TASK TO CARRY OUT — Whenever a line below holds the word "ebenea", copy that line.

SUPPLIED DATA —

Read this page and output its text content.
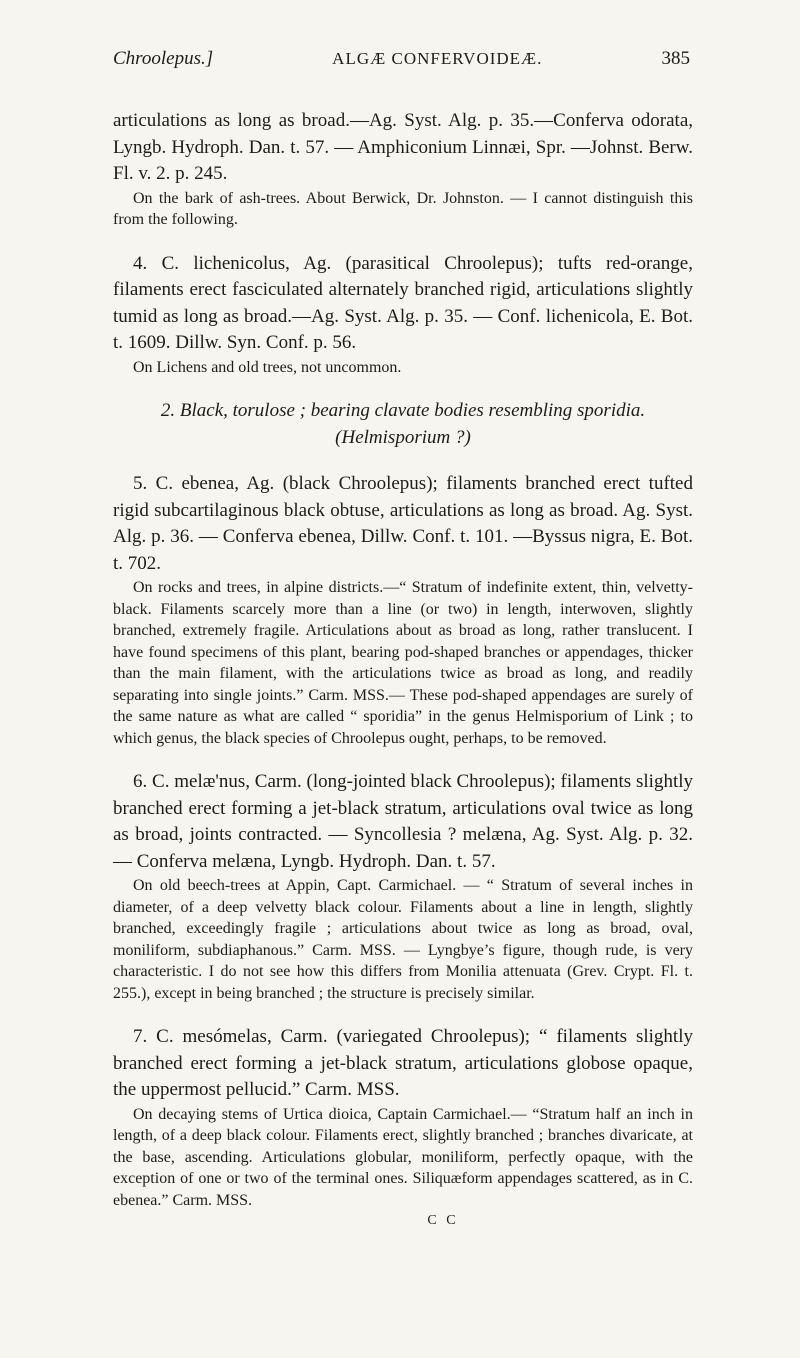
Chroolepus.]	ALGÆ CONFERVOIDEÆ.	385

articulations as long as broad.—Ag. Syst. Alg. p. 35.—Conferva odorata, Lyngb. Hydroph. Dan. t. 57. — Amphiconium Linnæi, Spr. —Johnst. Berw. Fl. v. 2. p. 245.

On the bark of ash-trees. About Berwick, Dr. Johnston. — I cannot distinguish this from the following.

4. C. lichenicolus, Ag. (parasitical Chroolepus); tufts red-orange, filaments erect fasciculated alternately branched rigid, articulations slightly tumid as long as broad.—Ag. Syst. Alg. p. 35. — Conf. lichenicola, E. Bot. t. 1609. Dillw. Syn. Conf. p. 56.

On Lichens and old trees, not uncommon.

2. Black, torulose ; bearing clavate bodies resembling sporidia. (Helmisporium ?)

5. C. ebenea, Ag. (black Chroolepus); filaments branched erect tufted rigid subcartilaginous black obtuse, articulations as long as broad. Ag. Syst. Alg. p. 36. — Conferva ebenea, Dillw. Conf. t. 101. —Byssus nigra, E. Bot. t. 702.

On rocks and trees, in alpine districts.—“ Stratum of indefinite extent, thin, velvetty-black. Filaments scarcely more than a line (or two) in length, interwoven, slightly branched, extremely fragile. Articulations about as broad as long, rather translucent. I have found specimens of this plant, bearing pod-shaped branches or appendages, thicker than the main filament, with the articulations twice as broad as long, and readily separating into single joints.” Carm. MSS.— These pod-shaped appendages are surely of the same nature as what are called “ sporidia” in the genus Helmisporium of Link ; to which genus, the black species of Chroolepus ought, perhaps, to be removed.

6. C. melæ'nus, Carm. (long-jointed black Chroolepus); filaments slightly branched erect forming a jet-black stratum, articulations oval twice as long as broad, joints contracted. — Syncollesia ? melæna, Ag. Syst. Alg. p. 32. — Conferva melæna, Lyngb. Hydroph. Dan. t. 57.

On old beech-trees at Appin, Capt. Carmichael. — “ Stratum of several inches in diameter, of a deep velvetty black colour. Filaments about a line in length, slightly branched, exceedingly fragile ; articulations about twice as long as broad, oval, moniliform, subdiaphanous.” Carm. MSS. — Lyngbye’s figure, though rude, is very characteristic. I do not see how this differs from Monilia attenuata (Grev. Crypt. Fl. t. 255.), except in being branched ; the structure is precisely similar.

7. C. mesómelas, Carm. (variegated Chroolepus); “ filaments slightly branched erect forming a jet-black stratum, articulations globose opaque, the uppermost pellucid.” Carm. MSS.

On decaying stems of Urtica dioica, Captain Carmichael.— “Stratum half an inch in length, of a deep black colour. Filaments erect, slightly branched ; branches divaricate, at the base, ascending. Articulations globular, moniliform, perfectly opaque, with the exception of one or two of the terminal ones. Siliquæform appendages scattered, as in C. ebenea.” Carm. MSS.

C C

REPLY —
5. C. ebenea, Ag. (black Chroolepus); filaments branched erect tufted rigid subcartilaginous black obtuse, articulations as long as broad. Ag. Syst. Alg. p. 36. — Conferva ebenea, Dillw. Conf. t. 101. —Byssus nigra, E. Bot. t. 702.
On decaying stems of Urtica dioica, Captain Carmichael.— “Stratum half an inch in length, of a deep black colour. Filaments erect, slightly branched ; branches divaricate, at the base, ascending. Articulations globular, moniliform, perfectly opaque, with the exception of one or two of the terminal ones. Siliquæform appendages scattered, as in C. ebenea.” Carm. MSS.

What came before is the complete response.